(Saved data entries)
========

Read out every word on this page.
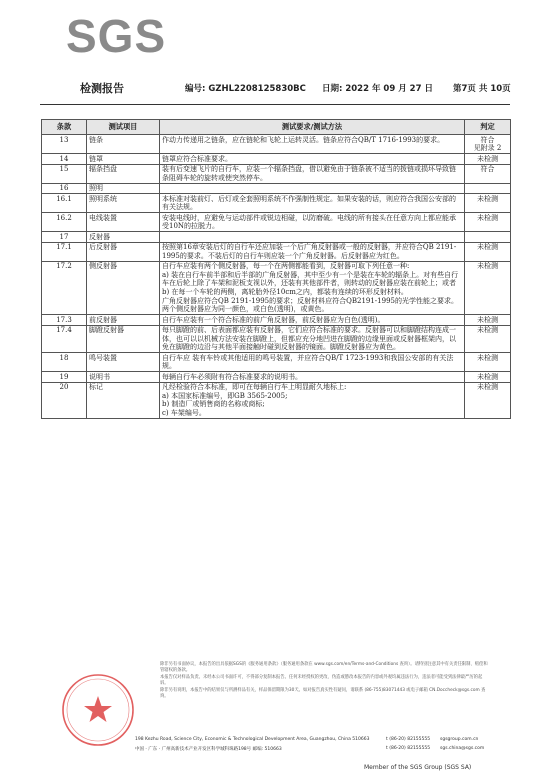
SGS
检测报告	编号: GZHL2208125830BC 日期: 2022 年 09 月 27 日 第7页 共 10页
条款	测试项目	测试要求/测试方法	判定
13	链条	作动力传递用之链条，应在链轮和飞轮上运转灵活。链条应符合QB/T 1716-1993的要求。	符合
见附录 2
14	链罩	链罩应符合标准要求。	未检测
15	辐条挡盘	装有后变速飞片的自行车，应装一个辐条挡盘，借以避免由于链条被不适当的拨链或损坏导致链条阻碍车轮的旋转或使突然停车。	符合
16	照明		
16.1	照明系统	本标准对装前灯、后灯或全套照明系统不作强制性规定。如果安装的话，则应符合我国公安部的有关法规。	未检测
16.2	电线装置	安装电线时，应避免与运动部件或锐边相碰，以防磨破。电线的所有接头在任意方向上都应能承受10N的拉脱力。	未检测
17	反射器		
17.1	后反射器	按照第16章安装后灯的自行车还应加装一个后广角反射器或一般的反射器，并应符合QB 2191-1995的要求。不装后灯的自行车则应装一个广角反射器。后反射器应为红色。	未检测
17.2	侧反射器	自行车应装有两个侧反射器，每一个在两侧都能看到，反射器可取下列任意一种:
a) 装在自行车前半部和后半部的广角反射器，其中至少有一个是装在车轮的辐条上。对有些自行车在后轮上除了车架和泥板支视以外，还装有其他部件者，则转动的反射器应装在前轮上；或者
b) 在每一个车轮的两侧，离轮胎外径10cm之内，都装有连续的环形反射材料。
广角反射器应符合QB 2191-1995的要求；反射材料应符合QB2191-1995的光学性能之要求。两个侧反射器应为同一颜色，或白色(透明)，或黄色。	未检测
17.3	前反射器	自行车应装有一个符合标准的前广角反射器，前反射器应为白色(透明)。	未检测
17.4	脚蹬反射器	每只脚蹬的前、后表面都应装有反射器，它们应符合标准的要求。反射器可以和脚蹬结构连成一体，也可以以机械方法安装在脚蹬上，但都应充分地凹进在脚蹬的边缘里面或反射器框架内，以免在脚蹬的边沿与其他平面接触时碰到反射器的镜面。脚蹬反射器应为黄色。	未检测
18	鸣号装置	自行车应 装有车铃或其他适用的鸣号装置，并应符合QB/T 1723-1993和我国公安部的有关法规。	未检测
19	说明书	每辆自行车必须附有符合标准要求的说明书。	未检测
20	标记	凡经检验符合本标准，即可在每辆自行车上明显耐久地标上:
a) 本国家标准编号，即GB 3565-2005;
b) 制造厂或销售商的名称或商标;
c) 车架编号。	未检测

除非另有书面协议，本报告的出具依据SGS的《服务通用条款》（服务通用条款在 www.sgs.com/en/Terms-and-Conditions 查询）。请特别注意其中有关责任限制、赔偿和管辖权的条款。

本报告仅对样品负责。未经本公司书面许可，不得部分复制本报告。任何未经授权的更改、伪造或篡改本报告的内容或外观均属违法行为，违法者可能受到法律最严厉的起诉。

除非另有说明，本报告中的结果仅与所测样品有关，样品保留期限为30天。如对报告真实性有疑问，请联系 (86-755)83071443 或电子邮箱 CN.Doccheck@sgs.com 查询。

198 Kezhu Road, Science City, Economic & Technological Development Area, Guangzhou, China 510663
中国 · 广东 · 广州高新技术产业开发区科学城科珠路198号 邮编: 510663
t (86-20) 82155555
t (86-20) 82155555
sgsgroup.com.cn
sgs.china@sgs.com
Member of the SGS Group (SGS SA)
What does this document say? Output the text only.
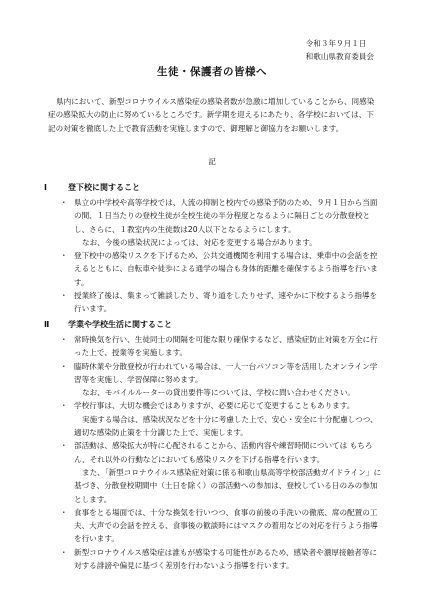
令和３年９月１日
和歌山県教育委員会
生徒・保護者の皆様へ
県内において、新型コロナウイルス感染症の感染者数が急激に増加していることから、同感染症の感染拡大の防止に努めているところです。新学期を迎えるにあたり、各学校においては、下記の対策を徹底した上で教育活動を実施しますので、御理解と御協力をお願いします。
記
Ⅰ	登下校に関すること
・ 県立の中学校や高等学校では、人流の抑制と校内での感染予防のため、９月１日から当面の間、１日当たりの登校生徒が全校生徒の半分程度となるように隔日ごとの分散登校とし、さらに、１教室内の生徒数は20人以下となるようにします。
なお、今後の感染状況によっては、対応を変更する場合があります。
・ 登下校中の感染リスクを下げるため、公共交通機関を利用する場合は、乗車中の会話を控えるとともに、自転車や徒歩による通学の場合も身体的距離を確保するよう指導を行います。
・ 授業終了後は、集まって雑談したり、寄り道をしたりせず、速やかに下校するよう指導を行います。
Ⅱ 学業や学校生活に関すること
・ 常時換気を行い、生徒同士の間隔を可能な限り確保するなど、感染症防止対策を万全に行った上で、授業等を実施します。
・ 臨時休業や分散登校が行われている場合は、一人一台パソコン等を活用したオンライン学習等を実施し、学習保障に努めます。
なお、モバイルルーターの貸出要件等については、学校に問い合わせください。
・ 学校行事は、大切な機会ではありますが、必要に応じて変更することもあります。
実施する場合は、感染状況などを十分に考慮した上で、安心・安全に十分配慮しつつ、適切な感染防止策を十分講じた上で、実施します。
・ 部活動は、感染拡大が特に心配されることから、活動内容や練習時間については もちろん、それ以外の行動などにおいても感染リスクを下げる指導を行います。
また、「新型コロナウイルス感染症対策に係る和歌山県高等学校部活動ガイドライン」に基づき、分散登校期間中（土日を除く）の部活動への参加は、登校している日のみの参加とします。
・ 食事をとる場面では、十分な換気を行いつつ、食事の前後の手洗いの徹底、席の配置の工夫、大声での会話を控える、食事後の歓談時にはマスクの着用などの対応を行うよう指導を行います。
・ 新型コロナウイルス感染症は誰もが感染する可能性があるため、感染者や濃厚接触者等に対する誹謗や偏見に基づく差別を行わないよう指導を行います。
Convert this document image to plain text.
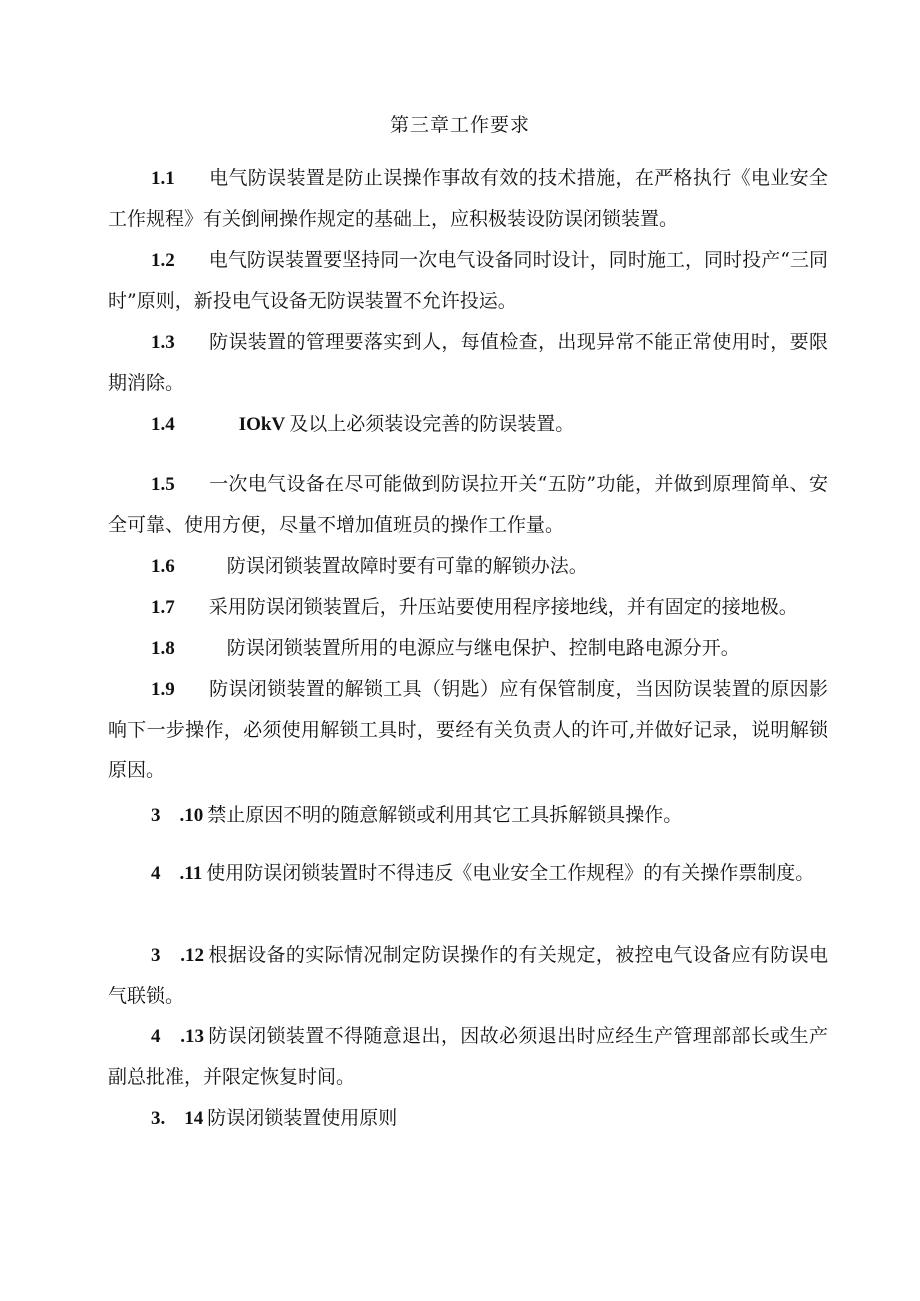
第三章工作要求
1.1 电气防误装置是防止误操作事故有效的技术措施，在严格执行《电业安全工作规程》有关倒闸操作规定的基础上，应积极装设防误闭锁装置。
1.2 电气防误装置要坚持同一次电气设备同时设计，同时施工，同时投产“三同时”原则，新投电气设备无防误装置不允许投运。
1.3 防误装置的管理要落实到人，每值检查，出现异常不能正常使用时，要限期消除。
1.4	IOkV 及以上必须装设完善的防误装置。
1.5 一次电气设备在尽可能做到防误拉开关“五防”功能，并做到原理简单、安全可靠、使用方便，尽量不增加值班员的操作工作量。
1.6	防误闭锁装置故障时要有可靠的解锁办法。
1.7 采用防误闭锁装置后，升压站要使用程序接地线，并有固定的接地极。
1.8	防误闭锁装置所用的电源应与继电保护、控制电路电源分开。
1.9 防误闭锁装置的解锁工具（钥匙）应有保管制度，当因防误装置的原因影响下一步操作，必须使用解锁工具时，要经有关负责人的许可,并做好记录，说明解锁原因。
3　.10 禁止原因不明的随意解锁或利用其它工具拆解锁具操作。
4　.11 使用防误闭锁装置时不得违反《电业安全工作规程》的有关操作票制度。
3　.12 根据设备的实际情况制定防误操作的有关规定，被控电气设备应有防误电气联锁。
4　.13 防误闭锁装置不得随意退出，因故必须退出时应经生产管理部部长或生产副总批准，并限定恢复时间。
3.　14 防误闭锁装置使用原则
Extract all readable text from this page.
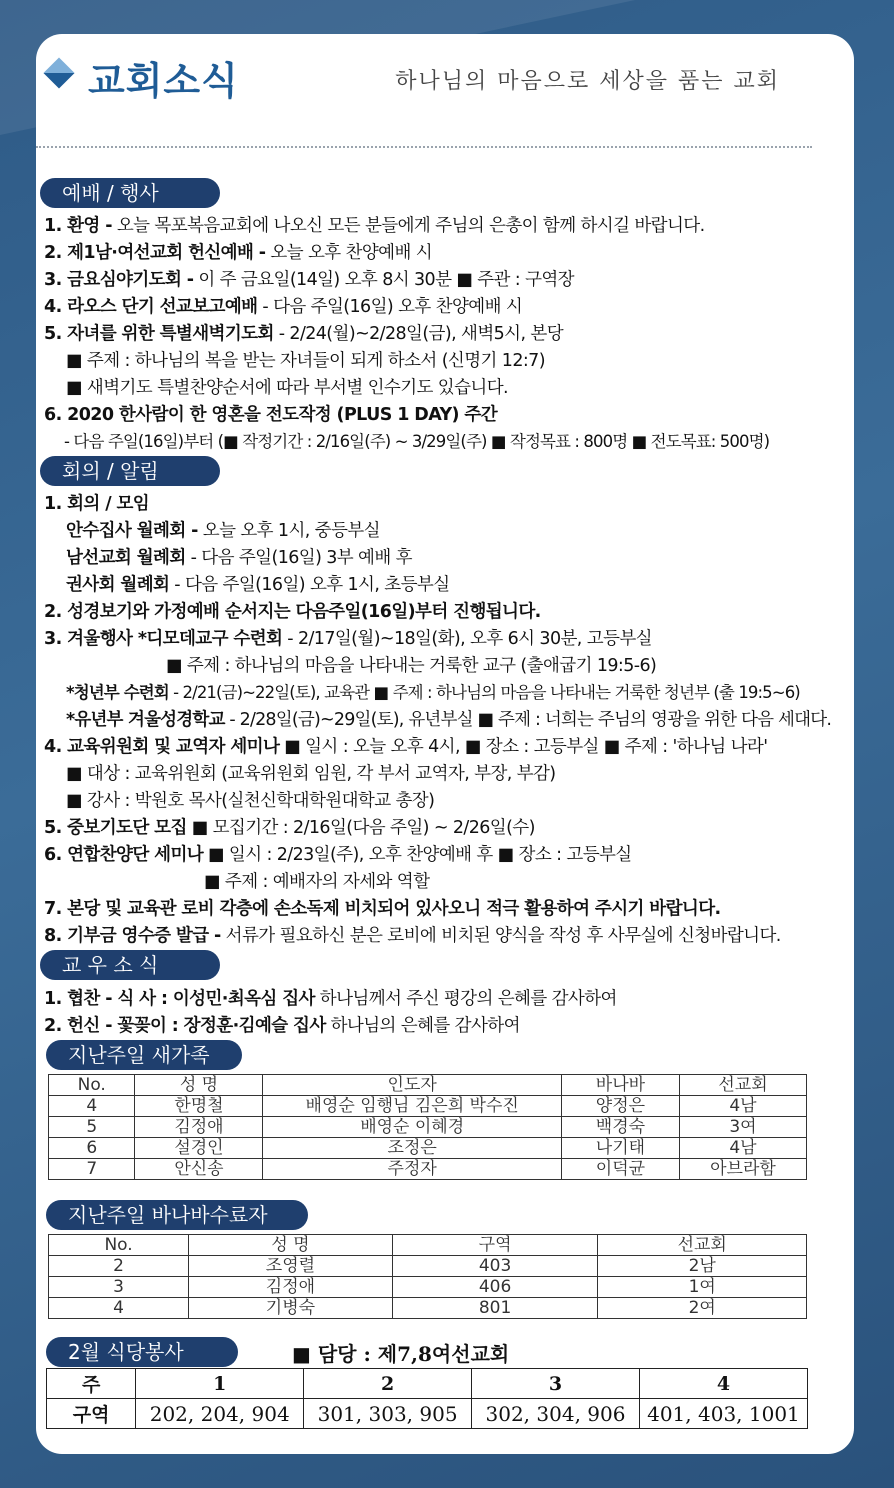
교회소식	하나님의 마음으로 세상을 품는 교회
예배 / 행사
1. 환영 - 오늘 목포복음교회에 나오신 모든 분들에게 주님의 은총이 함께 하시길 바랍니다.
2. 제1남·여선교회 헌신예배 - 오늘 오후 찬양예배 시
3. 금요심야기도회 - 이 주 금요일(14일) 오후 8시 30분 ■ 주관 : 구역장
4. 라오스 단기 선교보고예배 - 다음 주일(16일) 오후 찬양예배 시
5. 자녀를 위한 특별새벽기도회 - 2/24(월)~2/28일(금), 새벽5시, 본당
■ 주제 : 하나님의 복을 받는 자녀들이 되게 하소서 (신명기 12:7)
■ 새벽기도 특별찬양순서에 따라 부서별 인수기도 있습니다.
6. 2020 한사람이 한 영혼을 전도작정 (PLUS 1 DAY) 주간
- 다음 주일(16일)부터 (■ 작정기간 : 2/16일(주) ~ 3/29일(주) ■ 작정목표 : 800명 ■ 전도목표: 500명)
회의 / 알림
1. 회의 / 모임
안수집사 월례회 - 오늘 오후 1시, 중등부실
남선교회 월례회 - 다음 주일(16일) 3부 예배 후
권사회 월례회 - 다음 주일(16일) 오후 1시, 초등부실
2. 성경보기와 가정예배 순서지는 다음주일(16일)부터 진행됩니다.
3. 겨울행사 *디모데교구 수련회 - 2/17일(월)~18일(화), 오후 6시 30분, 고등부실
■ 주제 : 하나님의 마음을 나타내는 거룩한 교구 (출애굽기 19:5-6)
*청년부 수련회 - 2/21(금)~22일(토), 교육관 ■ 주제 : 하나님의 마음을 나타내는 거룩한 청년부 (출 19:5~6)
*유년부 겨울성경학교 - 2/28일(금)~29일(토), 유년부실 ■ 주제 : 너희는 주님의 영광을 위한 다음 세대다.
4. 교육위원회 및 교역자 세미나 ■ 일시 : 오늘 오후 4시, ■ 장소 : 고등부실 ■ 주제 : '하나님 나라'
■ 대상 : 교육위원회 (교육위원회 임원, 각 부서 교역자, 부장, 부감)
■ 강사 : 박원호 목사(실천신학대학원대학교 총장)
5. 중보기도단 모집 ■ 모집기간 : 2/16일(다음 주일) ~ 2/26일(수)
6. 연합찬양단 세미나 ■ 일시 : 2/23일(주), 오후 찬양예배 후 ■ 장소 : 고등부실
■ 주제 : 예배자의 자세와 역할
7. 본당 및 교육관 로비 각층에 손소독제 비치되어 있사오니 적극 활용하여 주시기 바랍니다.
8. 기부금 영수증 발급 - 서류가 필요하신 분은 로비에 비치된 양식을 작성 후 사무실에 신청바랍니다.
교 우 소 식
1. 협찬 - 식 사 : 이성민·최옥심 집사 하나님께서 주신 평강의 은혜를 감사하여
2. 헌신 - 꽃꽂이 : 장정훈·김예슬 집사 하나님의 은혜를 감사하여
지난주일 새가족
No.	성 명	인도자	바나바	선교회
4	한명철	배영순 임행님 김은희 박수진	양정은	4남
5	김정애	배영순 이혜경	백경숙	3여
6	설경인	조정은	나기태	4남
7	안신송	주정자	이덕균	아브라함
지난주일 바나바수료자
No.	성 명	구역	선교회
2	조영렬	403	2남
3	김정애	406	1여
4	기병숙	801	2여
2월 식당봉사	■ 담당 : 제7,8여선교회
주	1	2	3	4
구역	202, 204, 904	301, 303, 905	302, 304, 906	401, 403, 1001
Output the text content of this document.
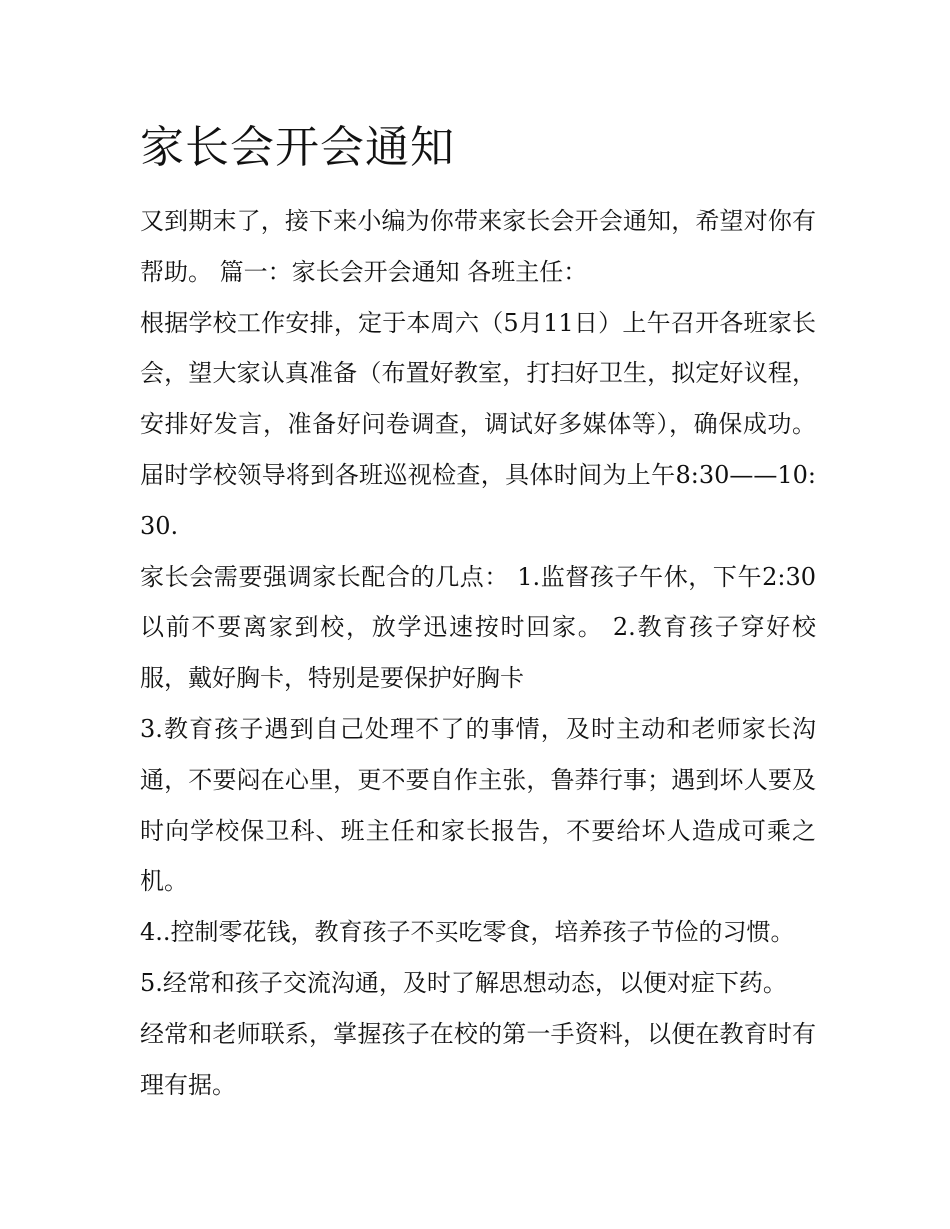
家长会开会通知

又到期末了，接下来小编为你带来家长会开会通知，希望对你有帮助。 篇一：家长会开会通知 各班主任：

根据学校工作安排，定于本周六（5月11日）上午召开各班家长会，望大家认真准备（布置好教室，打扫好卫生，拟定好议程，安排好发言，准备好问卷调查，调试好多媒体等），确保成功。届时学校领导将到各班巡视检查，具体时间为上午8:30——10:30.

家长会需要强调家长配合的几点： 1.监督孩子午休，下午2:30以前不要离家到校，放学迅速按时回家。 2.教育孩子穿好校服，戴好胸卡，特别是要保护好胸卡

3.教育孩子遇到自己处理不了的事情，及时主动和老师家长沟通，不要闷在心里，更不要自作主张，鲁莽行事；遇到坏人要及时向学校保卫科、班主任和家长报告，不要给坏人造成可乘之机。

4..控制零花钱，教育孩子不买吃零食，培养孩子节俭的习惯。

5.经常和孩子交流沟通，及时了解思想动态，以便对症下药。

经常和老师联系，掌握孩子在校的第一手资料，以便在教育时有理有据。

========

• Written exercise
Show all lines in the entries above where the word "교육위원회" appears.

• The reply
4. 교육위원회 및 교역자 세미나 ■ 일시 : 오늘 오후 4시, ■ 장소 : 고등부실 ■ 주제 : '하나님 나라'
■ 대상 : 교육위원회 (교육위원회 임원, 각 부서 교역자, 부장, 부감)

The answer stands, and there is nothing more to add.